Given instruction> Count the lines in the entries below that contain the word "bottom". Reply with the number alone.

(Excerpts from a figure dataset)
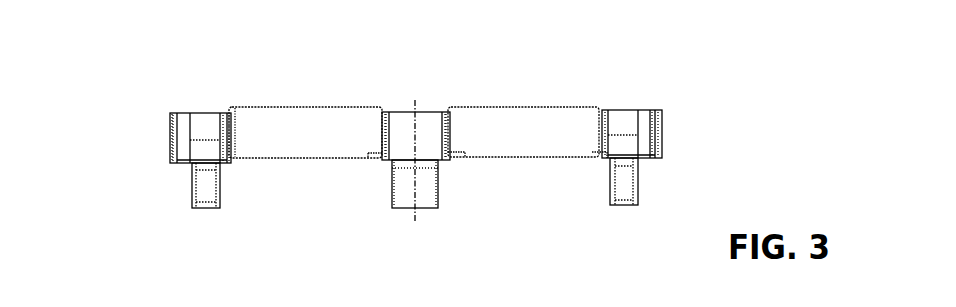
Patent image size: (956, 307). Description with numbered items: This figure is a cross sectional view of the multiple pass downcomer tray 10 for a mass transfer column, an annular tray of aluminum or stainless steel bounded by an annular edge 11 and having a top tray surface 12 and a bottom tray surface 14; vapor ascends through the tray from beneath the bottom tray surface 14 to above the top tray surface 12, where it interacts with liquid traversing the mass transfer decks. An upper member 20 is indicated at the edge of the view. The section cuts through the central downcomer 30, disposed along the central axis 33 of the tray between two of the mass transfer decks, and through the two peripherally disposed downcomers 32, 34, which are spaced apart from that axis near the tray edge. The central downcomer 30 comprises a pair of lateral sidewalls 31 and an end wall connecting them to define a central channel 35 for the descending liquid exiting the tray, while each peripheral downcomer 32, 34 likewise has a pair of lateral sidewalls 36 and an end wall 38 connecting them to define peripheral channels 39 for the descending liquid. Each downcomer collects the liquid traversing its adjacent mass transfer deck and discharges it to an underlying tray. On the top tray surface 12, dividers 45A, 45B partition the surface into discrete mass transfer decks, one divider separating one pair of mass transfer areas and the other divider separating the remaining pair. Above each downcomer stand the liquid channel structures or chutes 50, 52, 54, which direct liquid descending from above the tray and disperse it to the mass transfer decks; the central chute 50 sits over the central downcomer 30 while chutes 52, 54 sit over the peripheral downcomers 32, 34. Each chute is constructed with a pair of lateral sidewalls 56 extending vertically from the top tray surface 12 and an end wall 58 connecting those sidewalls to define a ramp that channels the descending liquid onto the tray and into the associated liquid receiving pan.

The multiple pass downcomer tray 10 is at (70, 67).
The annular edge 11 is at (662, 160).
The top tray surface 12 is at (541, 131).
The bottom tray surface 14 is at (523, 177).
The upper member 20 is at (505, 1).
The central downcomer 30 is at (427, 195).
The lateral sidewalls 31 is at (397, 195).
The first peripherally disposed downcomer 32 is at (628, 187).
The end wall 33 is at (407, 210).
The second peripherally disposed downcomer 34 is at (208, 193).
The central channel 35 is at (405, 175).
The lateral sidewalls 36 is at (193, 190).
The end wall 38 is at (203, 203).
The peripheral channels 39 is at (208, 177).
The divider 45A is at (523, 141).
The divider 45B is at (297, 142).
The chute 50 is at (440, 128).
The chute 52 is at (638, 135).
The chute 54 is at (207, 130).
The lateral sidewalls 56 is at (170, 135).
The end wall 58 is at (416, 140).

Correct answer> 2